- What you will do: Repeat all of the material exactly as given.
---*---
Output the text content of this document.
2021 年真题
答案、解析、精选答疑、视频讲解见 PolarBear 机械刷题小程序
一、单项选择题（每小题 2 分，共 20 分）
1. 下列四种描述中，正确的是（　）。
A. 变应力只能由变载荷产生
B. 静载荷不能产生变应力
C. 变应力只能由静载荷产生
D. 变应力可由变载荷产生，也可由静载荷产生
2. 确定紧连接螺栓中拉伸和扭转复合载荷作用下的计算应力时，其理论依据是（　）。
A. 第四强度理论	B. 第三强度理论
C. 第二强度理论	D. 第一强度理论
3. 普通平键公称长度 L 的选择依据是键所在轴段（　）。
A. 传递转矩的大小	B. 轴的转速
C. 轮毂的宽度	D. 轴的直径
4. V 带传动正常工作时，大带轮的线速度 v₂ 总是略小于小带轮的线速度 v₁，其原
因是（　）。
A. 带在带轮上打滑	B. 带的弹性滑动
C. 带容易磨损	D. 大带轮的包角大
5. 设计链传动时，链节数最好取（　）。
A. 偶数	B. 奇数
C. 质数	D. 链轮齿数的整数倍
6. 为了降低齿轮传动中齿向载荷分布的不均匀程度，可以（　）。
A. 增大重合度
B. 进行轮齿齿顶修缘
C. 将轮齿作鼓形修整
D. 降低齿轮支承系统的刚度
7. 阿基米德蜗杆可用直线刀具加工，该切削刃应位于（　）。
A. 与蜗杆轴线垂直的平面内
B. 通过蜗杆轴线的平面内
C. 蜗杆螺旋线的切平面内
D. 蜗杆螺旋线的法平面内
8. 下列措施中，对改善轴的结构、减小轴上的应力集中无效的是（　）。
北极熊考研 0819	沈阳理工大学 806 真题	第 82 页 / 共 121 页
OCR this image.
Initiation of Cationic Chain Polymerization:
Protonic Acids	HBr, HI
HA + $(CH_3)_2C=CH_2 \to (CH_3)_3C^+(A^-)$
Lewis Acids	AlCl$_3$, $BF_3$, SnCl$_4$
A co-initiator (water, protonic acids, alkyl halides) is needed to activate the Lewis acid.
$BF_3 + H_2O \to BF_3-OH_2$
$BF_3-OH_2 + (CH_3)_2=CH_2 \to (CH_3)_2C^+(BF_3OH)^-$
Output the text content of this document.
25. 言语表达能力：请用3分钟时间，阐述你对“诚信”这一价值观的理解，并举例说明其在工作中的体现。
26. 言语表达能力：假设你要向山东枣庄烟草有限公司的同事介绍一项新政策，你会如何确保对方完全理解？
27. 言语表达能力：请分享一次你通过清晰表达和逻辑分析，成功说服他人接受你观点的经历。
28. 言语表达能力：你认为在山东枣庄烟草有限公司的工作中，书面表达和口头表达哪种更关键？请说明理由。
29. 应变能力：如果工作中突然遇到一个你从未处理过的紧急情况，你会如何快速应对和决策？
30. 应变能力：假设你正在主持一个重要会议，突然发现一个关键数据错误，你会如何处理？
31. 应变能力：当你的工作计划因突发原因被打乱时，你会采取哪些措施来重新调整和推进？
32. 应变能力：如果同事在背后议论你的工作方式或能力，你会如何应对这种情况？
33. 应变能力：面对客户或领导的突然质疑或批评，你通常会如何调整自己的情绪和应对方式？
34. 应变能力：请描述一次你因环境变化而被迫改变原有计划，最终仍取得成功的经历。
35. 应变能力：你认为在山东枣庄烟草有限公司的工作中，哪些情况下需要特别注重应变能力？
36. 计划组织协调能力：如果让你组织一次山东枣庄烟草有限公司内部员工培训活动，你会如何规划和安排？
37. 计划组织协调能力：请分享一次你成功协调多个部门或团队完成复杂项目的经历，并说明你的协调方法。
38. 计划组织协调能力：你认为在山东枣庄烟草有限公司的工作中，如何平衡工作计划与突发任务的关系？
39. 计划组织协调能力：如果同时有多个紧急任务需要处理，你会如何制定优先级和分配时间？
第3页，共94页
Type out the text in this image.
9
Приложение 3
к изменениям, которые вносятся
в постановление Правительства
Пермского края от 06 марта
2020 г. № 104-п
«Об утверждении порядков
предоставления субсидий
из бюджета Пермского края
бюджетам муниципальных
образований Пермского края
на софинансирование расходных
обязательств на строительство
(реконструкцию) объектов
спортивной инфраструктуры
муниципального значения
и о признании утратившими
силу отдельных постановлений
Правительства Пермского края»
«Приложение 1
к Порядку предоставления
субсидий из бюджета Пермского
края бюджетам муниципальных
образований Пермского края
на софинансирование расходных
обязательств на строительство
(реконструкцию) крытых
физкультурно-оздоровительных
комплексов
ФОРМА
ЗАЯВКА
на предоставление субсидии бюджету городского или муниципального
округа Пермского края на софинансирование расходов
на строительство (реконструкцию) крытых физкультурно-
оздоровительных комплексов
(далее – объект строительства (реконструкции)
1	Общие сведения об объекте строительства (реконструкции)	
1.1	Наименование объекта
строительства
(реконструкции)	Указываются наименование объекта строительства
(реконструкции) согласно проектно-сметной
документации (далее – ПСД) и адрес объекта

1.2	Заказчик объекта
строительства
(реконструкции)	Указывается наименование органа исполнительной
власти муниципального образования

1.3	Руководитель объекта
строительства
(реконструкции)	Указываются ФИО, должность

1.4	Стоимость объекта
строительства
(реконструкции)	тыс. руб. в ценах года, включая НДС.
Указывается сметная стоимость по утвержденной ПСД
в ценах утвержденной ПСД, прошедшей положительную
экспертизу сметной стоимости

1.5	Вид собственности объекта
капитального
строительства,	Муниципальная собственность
---*---
- Task answer:
Output the text content of this document.
2021 年真题
答案、解析、精选答疑、视频讲解见 PolarBear 机械刷题小程序
一、单项选择题（每小题 2 分，共 20 分）
1. 下列四种描述中，正确的是（　）。
A. 变应力只能由变载荷产生
B. 静载荷不能产生变应力
C. 变应力只能由静载荷产生
D. 变应力可由变载荷产生，也可由静载荷产生
2. 确定紧连接螺栓中拉伸和扭转复合载荷作用下的计算应力时，其理论依据是（　）。
A. 第四强度理论	B. 第三强度理论
C. 第二强度理论	D. 第一强度理论
3. 普通平键公称长度 L 的选择依据是键所在轴段（　）。
A. 传递转矩的大小	B. 轴的转速
C. 轮毂的宽度	D. 轴的直径
4. V 带传动正常工作时，大带轮的线速度 v₂ 总是略小于小带轮的线速度 v₁，其原
因是（　）。
A. 带在带轮上打滑	B. 带的弹性滑动
C. 带容易磨损	D. 大带轮的包角大
5. 设计链传动时，链节数最好取（　）。
A. 偶数	B. 奇数
C. 质数	D. 链轮齿数的整数倍
6. 为了降低齿轮传动中齿向载荷分布的不均匀程度，可以（　）。
A. 增大重合度
B. 进行轮齿齿顶修缘
C. 将轮齿作鼓形修整
D. 降低齿轮支承系统的刚度
7. 阿基米德蜗杆可用直线刀具加工，该切削刃应位于（　）。
A. 与蜗杆轴线垂直的平面内
B. 通过蜗杆轴线的平面内
C. 蜗杆螺旋线的切平面内
D. 蜗杆螺旋线的法平面内
8. 下列措施中，对改善轴的结构、减小轴上的应力集中无效的是（　）。
北极熊考研 0819	沈阳理工大学 806 真题	第 82 页 / 共 121 页
OCR this image.
Initiation of Cationic Chain Polymerization:
Protonic Acids	HBr, HI
HA + $(CH_3)_2C=CH_2 \to (CH_3)_3C^+(A^-)$
Lewis Acids	AlCl$_3$, $BF_3$, SnCl$_4$
A co-initiator (water, protonic acids, alkyl halides) is needed to activate the Lewis acid.
$BF_3 + H_2O \to BF_3-OH_2$
$BF_3-OH_2 + (CH_3)_2=CH_2 \to (CH_3)_2C^+(BF_3OH)^-$
Output the text content of this document.
25. 言语表达能力：请用3分钟时间，阐述你对“诚信”这一价值观的理解，并举例说明其在工作中的体现。
26. 言语表达能力：假设你要向山东枣庄烟草有限公司的同事介绍一项新政策，你会如何确保对方完全理解？
27. 言语表达能力：请分享一次你通过清晰表达和逻辑分析，成功说服他人接受你观点的经历。
28. 言语表达能力：你认为在山东枣庄烟草有限公司的工作中，书面表达和口头表达哪种更关键？请说明理由。
29. 应变能力：如果工作中突然遇到一个你从未处理过的紧急情况，你会如何快速应对和决策？
30. 应变能力：假设你正在主持一个重要会议，突然发现一个关键数据错误，你会如何处理？
31. 应变能力：当你的工作计划因突发原因被打乱时，你会采取哪些措施来重新调整和推进？
32. 应变能力：如果同事在背后议论你的工作方式或能力，你会如何应对这种情况？
33. 应变能力：面对客户或领导的突然质疑或批评，你通常会如何调整自己的情绪和应对方式？
34. 应变能力：请描述一次你因环境变化而被迫改变原有计划，最终仍取得成功的经历。
35. 应变能力：你认为在山东枣庄烟草有限公司的工作中，哪些情况下需要特别注重应变能力？
36. 计划组织协调能力：如果让你组织一次山东枣庄烟草有限公司内部员工培训活动，你会如何规划和安排？
37. 计划组织协调能力：请分享一次你成功协调多个部门或团队完成复杂项目的经历，并说明你的协调方法。
38. 计划组织协调能力：你认为在山东枣庄烟草有限公司的工作中，如何平衡工作计划与突发任务的关系？
39. 计划组织协调能力：如果同时有多个紧急任务需要处理，你会如何制定优先级和分配时间？
第3页，共94页
Type out the text in this image.
9
Приложение 3
к изменениям, которые вносятся
в постановление Правительства
Пермского края от 06 марта
2020 г. № 104-п
«Об утверждении порядков
предоставления субсидий
из бюджета Пермского края
бюджетам муниципальных
образований Пермского края
на софинансирование расходных
обязательств на строительство
(реконструкцию) объектов
спортивной инфраструктуры
муниципального значения
и о признании утратившими
силу отдельных постановлений
Правительства Пермского края»
«Приложение 1
к Порядку предоставления
субсидий из бюджета Пермского
края бюджетам муниципальных
образований Пермского края
на софинансирование расходных
обязательств на строительство
(реконструкцию) крытых
физкультурно-оздоровительных
комплексов
ФОРМА
ЗАЯВКА
на предоставление субсидии бюджету городского или муниципального
округа Пермского края на софинансирование расходов
на строительство (реконструкцию) крытых физкультурно-
оздоровительных комплексов
(далее – объект строительства (реконструкции)
1	Общие сведения об объекте строительства (реконструкции)	
1.1	Наименование объекта
строительства
(реконструкции)	Указываются наименование объекта строительства
(реконструкции) согласно проектно-сметной
документации (далее – ПСД) и адрес объекта

1.2	Заказчик объекта
строительства
(реконструкции)	Указывается наименование органа исполнительной
власти муниципального образования

1.3	Руководитель объекта
строительства
(реконструкции)	Указываются ФИО, должность

1.4	Стоимость объекта
строительства
(реконструкции)	тыс. руб. в ценах года, включая НДС.
Указывается сметная стоимость по утвержденной ПСД
в ценах утвержденной ПСД, прошедшей положительную
экспертизу сметной стоимости

1.5	Вид собственности объекта
капитального
строительства,	Муниципальная собственность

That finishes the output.